__The problem__
Copy out every line that contains the word "JSON".

__Data in this exercise__

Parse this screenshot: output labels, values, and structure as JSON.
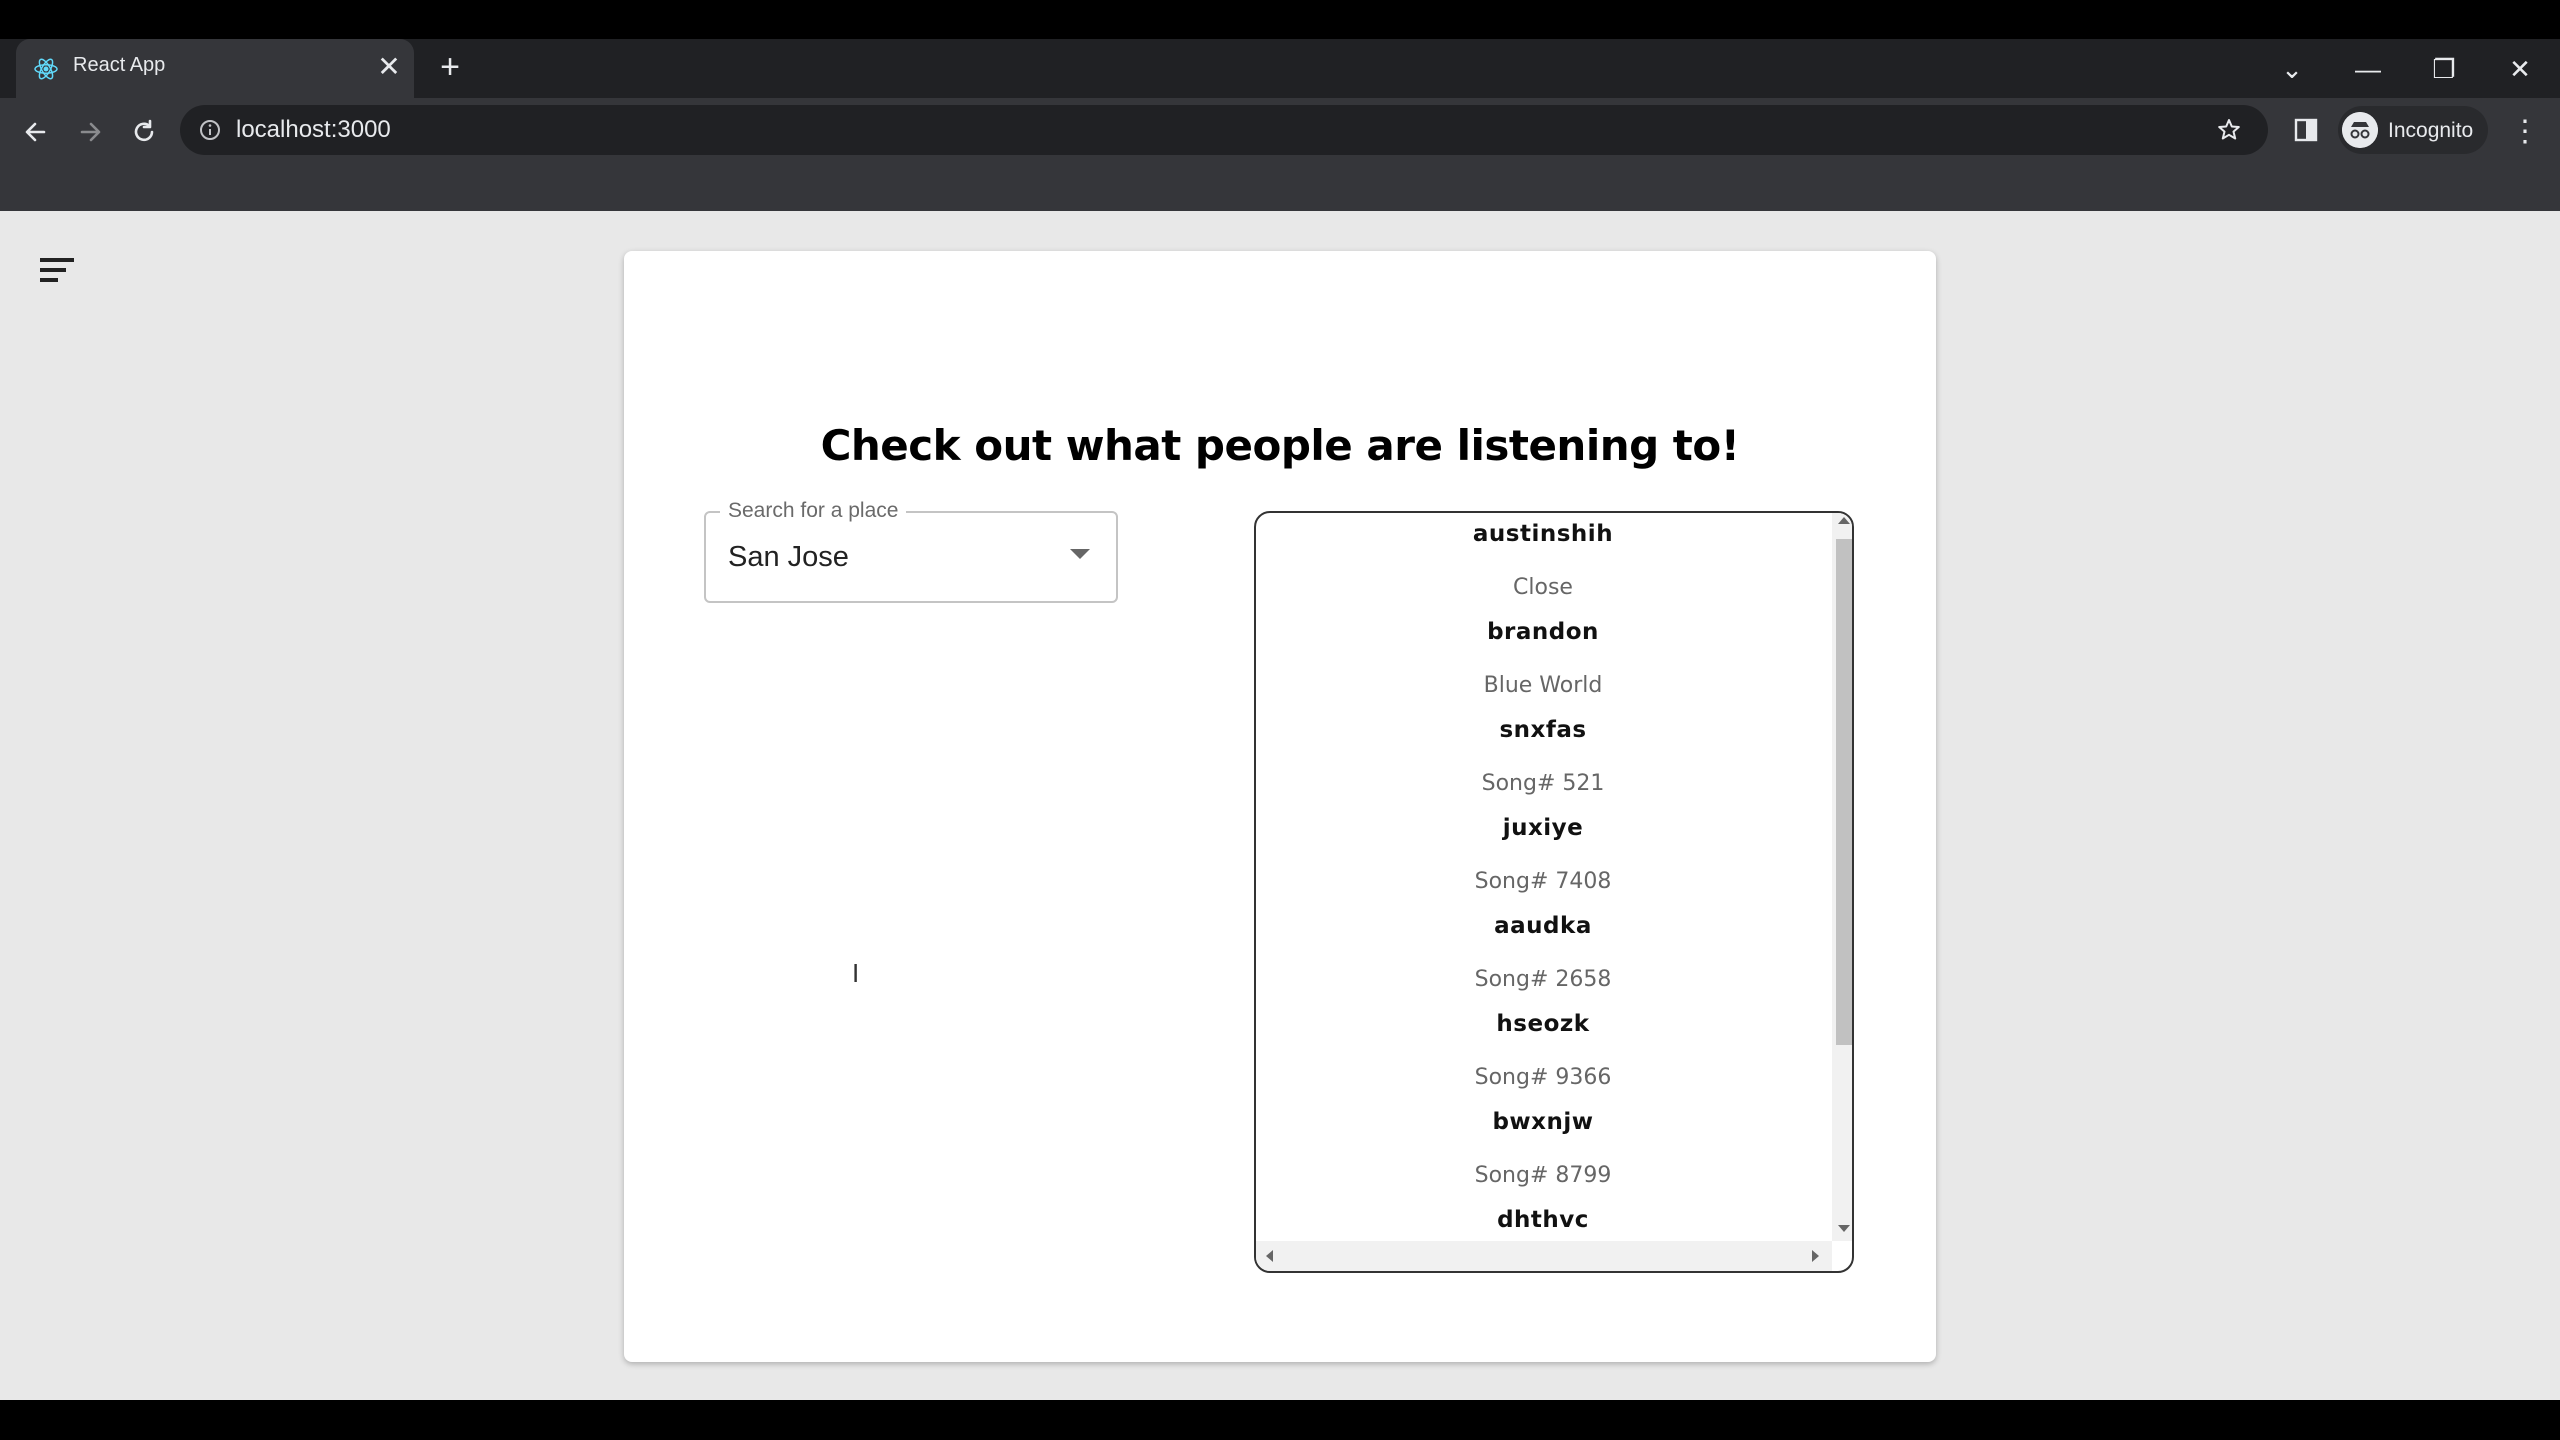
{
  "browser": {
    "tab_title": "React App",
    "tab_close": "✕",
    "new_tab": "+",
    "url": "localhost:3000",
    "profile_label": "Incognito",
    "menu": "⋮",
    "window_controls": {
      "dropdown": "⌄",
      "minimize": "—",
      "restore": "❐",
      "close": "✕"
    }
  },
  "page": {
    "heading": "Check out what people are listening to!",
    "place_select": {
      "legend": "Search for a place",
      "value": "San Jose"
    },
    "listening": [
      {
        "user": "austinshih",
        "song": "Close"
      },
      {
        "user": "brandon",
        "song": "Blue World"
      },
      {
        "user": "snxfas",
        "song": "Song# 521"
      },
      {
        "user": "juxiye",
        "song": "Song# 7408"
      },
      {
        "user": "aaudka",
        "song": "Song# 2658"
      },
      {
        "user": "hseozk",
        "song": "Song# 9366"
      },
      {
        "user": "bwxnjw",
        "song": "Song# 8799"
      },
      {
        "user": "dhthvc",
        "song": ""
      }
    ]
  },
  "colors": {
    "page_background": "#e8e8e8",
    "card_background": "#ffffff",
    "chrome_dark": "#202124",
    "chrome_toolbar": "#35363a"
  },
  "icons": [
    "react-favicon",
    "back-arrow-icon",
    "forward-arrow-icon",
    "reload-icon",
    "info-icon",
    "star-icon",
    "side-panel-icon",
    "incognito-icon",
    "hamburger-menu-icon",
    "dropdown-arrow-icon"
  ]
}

...

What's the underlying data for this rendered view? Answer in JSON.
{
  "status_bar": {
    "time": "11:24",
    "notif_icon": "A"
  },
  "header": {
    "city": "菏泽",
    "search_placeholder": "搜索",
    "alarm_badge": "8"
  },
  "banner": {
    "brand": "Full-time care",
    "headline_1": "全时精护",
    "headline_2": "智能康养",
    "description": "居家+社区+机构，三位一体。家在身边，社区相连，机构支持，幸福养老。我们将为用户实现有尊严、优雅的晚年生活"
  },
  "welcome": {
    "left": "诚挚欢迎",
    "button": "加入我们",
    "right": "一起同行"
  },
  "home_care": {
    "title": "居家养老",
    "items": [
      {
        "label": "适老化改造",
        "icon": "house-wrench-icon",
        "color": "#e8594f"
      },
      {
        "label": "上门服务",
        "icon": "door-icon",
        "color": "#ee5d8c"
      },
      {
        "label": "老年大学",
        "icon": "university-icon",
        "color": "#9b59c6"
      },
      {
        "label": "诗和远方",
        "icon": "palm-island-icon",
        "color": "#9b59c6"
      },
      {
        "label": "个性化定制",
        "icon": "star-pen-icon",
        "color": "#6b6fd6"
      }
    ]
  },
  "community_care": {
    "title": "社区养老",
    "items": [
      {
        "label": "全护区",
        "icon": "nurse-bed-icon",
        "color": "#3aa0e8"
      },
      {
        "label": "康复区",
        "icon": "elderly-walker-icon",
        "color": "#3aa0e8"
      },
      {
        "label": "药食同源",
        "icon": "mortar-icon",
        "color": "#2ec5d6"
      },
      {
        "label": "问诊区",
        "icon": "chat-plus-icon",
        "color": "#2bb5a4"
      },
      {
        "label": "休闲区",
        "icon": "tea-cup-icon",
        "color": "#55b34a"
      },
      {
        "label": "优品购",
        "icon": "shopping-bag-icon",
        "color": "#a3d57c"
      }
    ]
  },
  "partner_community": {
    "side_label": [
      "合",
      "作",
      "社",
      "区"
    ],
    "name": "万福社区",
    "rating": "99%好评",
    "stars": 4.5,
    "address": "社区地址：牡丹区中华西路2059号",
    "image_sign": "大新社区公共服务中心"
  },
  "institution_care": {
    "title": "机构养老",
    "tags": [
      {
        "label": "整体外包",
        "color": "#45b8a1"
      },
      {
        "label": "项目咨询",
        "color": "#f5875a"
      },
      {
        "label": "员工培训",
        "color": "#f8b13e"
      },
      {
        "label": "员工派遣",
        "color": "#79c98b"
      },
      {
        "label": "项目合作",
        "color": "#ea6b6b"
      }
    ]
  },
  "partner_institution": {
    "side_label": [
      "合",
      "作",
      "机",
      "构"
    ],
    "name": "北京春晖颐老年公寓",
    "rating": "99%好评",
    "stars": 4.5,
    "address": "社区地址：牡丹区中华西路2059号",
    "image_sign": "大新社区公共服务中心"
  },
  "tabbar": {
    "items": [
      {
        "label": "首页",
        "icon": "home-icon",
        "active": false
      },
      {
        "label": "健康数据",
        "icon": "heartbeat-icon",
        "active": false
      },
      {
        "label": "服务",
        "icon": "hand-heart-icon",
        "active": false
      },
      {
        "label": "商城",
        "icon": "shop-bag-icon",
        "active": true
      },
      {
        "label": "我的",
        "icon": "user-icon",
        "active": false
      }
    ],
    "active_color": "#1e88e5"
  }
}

__Result of this exercise__
Parse this screenshot: output labels, values, and structure as JSON.
What's the underlying data for this rendered view? Answer in JSON.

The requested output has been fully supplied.